◆ Recorded information
____
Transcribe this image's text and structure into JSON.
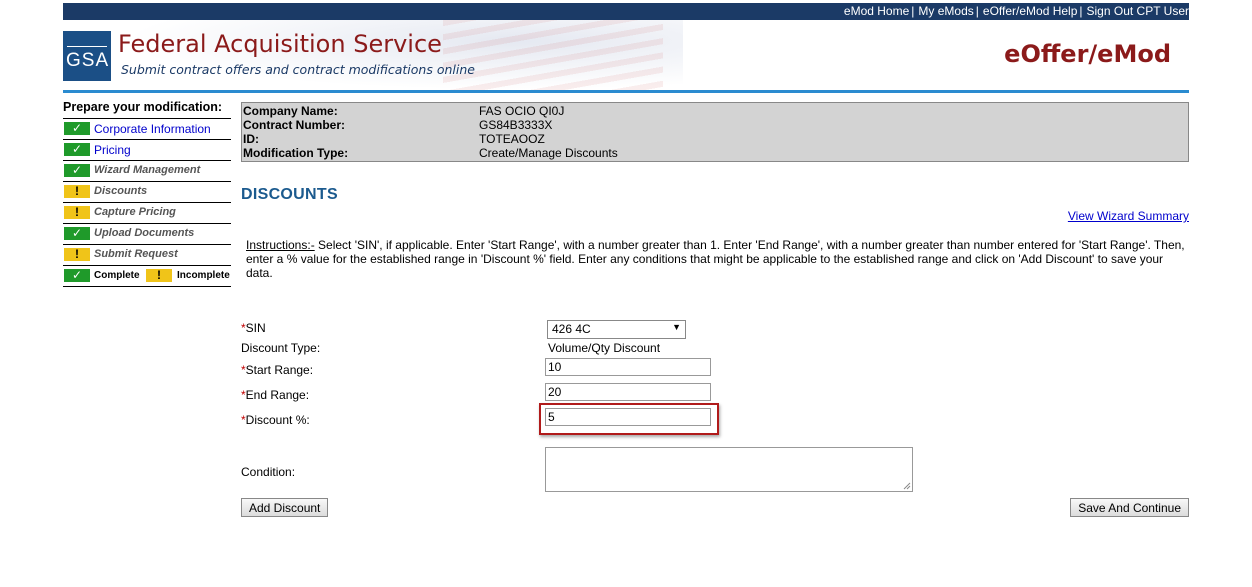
{
  "topnav": {
    "links": [
      "eMod Home",
      "My eMods",
      "eOffer/eMod Help",
      "Sign Out CPT User"
    ],
    "separator": "|"
  },
  "header": {
    "logo_text": "GSA",
    "title": "Federal Acquisition Service",
    "subtitle": "Submit contract offers and contract modifications online",
    "app_name": "eOffer/eMod",
    "colors": {
      "title": "#8b1a1a",
      "bar": "#1b3a66",
      "rule": "#2a8bd0"
    }
  },
  "sidebar": {
    "heading": "Prepare your modification:",
    "items": [
      {
        "label": "Corporate Information",
        "status": "complete",
        "link": true
      },
      {
        "label": "Pricing",
        "status": "complete",
        "link": true
      },
      {
        "label": "Wizard Management",
        "status": "complete",
        "link": false
      },
      {
        "label": "Discounts",
        "status": "incomplete",
        "link": false
      },
      {
        "label": "Capture Pricing",
        "status": "incomplete",
        "link": false
      },
      {
        "label": "Upload Documents",
        "status": "complete",
        "link": false
      },
      {
        "label": "Submit Request",
        "status": "incomplete",
        "link": false
      }
    ],
    "legend": {
      "complete": "Complete",
      "incomplete": "Incomplete"
    },
    "status_icons": {
      "complete": "✓",
      "incomplete": "!"
    }
  },
  "info": {
    "company_label": "Company Name:",
    "company_value": "FAS OCIO QI0J",
    "contract_label": "Contract Number:",
    "contract_value": "GS84B3333X",
    "id_label": "ID:",
    "id_value": "TOTEAOOZ",
    "modtype_label": "Modification Type:",
    "modtype_value": "Create/Manage Discounts"
  },
  "main": {
    "title": "DISCOUNTS",
    "wizard_link": "View Wizard Summary",
    "instructions_label": "Instructions:-",
    "instructions_text": " Select 'SIN', if applicable. Enter 'Start Range', with a number greater than 1. Enter 'End Range', with a number greater than number entered for 'Start Range'. Then, enter a % value for the established range in 'Discount %' field. Enter any conditions that might be applicable to the established range and click on 'Add Discount' to save your data."
  },
  "form": {
    "required_marker": "*",
    "sin_label": "SIN",
    "sin_value": "426 4C",
    "discount_type_label": "Discount Type:",
    "discount_type_value": "Volume/Qty Discount",
    "start_label": "Start Range:",
    "start_value": "10",
    "end_label": "End Range:",
    "end_value": "20",
    "discount_label": "Discount %:",
    "discount_value": "5",
    "condition_label": "Condition:",
    "condition_value": "",
    "add_button": "Add Discount",
    "save_button": "Save And Continue"
  }
}
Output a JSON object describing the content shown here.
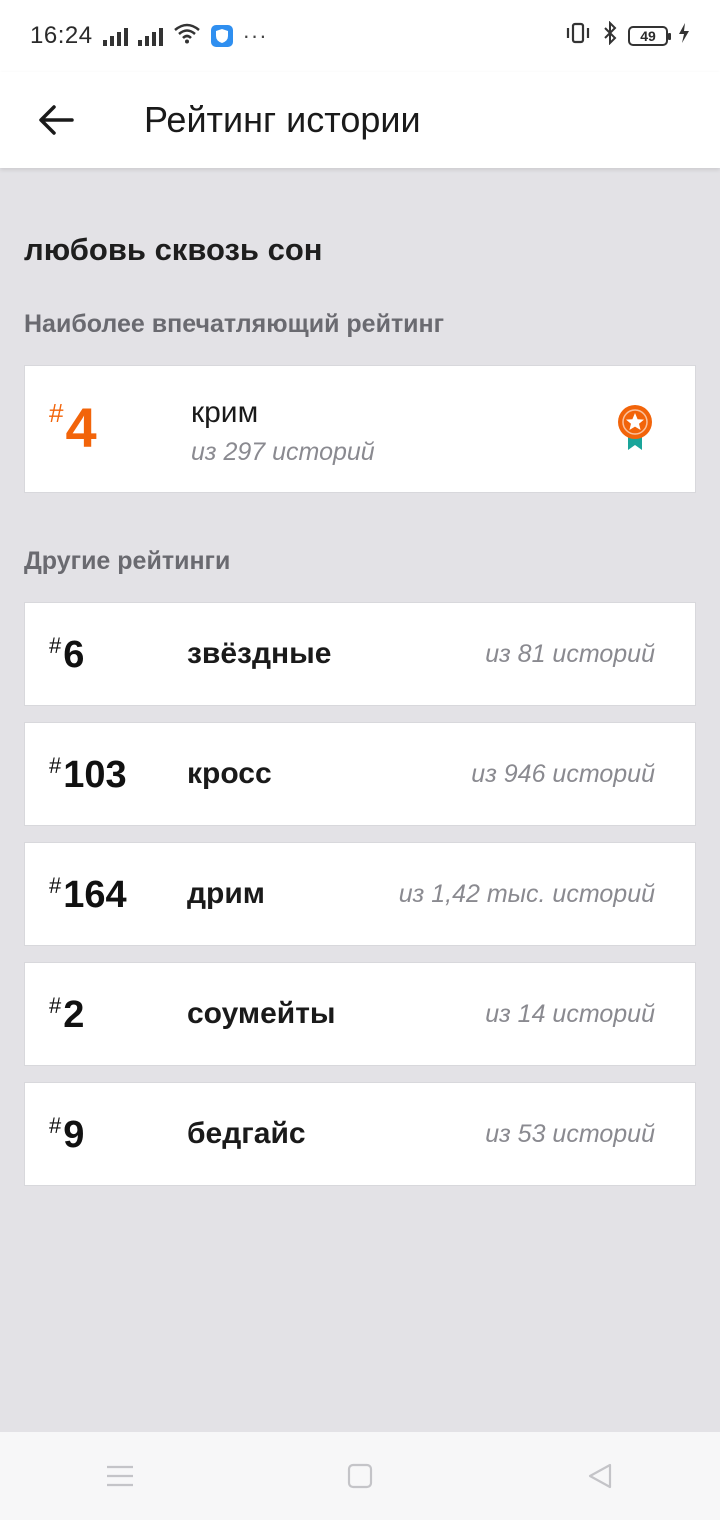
{
  "status": {
    "time": "16:24",
    "battery": "49"
  },
  "header": {
    "title": "Рейтинг истории"
  },
  "story": {
    "title": "любовь сквозь сон"
  },
  "best": {
    "section_label": "Наиболее впечатляющий рейтинг",
    "hash": "#",
    "rank": "4",
    "name": "крим",
    "of": "из 297 историй",
    "accent": "#f2640a"
  },
  "others": {
    "section_label": "Другие рейтинги",
    "items": [
      {
        "hash": "#",
        "rank": "6",
        "name": "звёздные",
        "of": "из 81 историй"
      },
      {
        "hash": "#",
        "rank": "103",
        "name": "кросс",
        "of": "из 946 историй"
      },
      {
        "hash": "#",
        "rank": "164",
        "name": "дрим",
        "of": "из 1,42 тыс. историй"
      },
      {
        "hash": "#",
        "rank": "2",
        "name": "соумейты",
        "of": "из 14 историй"
      },
      {
        "hash": "#",
        "rank": "9",
        "name": "бедгайс",
        "of": "из 53 историй"
      }
    ]
  },
  "icons": {
    "back": "arrow-left-icon",
    "medal": "medal-star-icon",
    "nav_menu": "menu-icon",
    "nav_home": "square-home-icon",
    "nav_back": "triangle-back-icon"
  }
}
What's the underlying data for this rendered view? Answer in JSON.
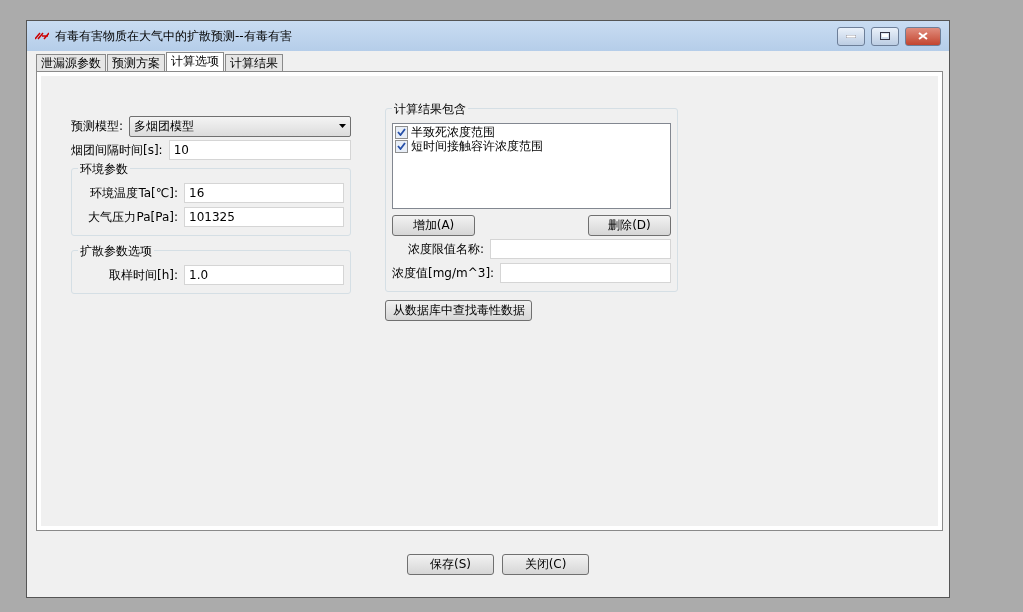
____
◆ Objective
Every record must be copied exactly, with images dropped from the result.

◆ Task response
Transcribe this image's text and structure into JSON.
{
  "topnav": {
    "links": [
      "eMod Home",
      "My eMods",
      "eOffer/eMod Help",
      "Sign Out CPT User"
    ],
    "separator": "|"
  },
  "header": {
    "logo_text": "GSA",
    "title": "Federal Acquisition Service",
    "subtitle": "Submit contract offers and contract modifications online",
    "app_name": "eOffer/eMod",
    "colors": {
      "title": "#8b1a1a",
      "bar": "#1b3a66",
      "rule": "#2a8bd0"
    }
  },
  "sidebar": {
    "heading": "Prepare your modification:",
    "items": [
      {
        "label": "Corporate Information",
        "status": "complete",
        "link": true
      },
      {
        "label": "Pricing",
        "status": "complete",
        "link": true
      },
      {
        "label": "Wizard Management",
        "status": "complete",
        "link": false
      },
      {
        "label": "Discounts",
        "status": "incomplete",
        "link": false
      },
      {
        "label": "Capture Pricing",
        "status": "incomplete",
        "link": false
      },
      {
        "label": "Upload Documents",
        "status": "complete",
        "link": false
      },
      {
        "label": "Submit Request",
        "status": "incomplete",
        "link": false
      }
    ],
    "legend": {
      "complete": "Complete",
      "incomplete": "Incomplete"
    },
    "status_icons": {
      "complete": "✓",
      "incomplete": "!"
    }
  },
  "info": {
    "company_label": "Company Name:",
    "company_value": "FAS OCIO QI0J",
    "contract_label": "Contract Number:",
    "contract_value": "GS84B3333X",
    "id_label": "ID:",
    "id_value": "TOTEAOOZ",
    "modtype_label": "Modification Type:",
    "modtype_value": "Create/Manage Discounts"
  },
  "main": {
    "title": "DISCOUNTS",
    "wizard_link": "View Wizard Summary",
    "instructions_label": "Instructions:-",
    "instructions_text": " Select 'SIN', if applicable. Enter 'Start Range', with a number greater than 1. Enter 'End Range', with a number greater than number entered for 'Start Range'. Then, enter a % value for the established range in 'Discount %' field. Enter any conditions that might be applicable to the established range and click on 'Add Discount' to save your data."
  },
  "form": {
    "required_marker": "*",
    "sin_label": "SIN",
    "sin_value": "426 4C",
    "discount_type_label": "Discount Type:",
    "discount_type_value": "Volume/Qty Discount",
    "start_label": "Start Range:",
    "start_value": "10",
    "end_label": "End Range:",
    "end_value": "20",
    "discount_label": "Discount %:",
    "discount_value": "5",
    "condition_label": "Condition:",
    "condition_value": "",
    "add_button": "Add Discount",
    "save_button": "Save And Continue"
  }
}
Output a JSON object describing the content shown here.
{
  "status": {
    "time": "16:24",
    "battery": "49"
  },
  "header": {
    "title": "Рейтинг истории"
  },
  "story": {
    "title": "любовь сквозь сон"
  },
  "best": {
    "section_label": "Наиболее впечатляющий рейтинг",
    "hash": "#",
    "rank": "4",
    "name": "крим",
    "of": "из 297 историй",
    "accent": "#f2640a"
  },
  "others": {
    "section_label": "Другие рейтинги",
    "items": [
      {
        "hash": "#",
        "rank": "6",
        "name": "звёздные",
        "of": "из 81 историй"
      },
      {
        "hash": "#",
        "rank": "103",
        "name": "кросс",
        "of": "из 946 историй"
      },
      {
        "hash": "#",
        "rank": "164",
        "name": "дрим",
        "of": "из 1,42 тыс. историй"
      },
      {
        "hash": "#",
        "rank": "2",
        "name": "соумейты",
        "of": "из 14 историй"
      },
      {
        "hash": "#",
        "rank": "9",
        "name": "бедгайс",
        "of": "из 53 историй"
      }
    ]
  },
  "icons": {
    "back": "arrow-left-icon",
    "medal": "medal-star-icon",
    "nav_menu": "menu-icon",
    "nav_home": "square-home-icon",
    "nav_back": "triangle-back-icon"
  }
}
What's the underlying data for this rendered view? Answer in JSON.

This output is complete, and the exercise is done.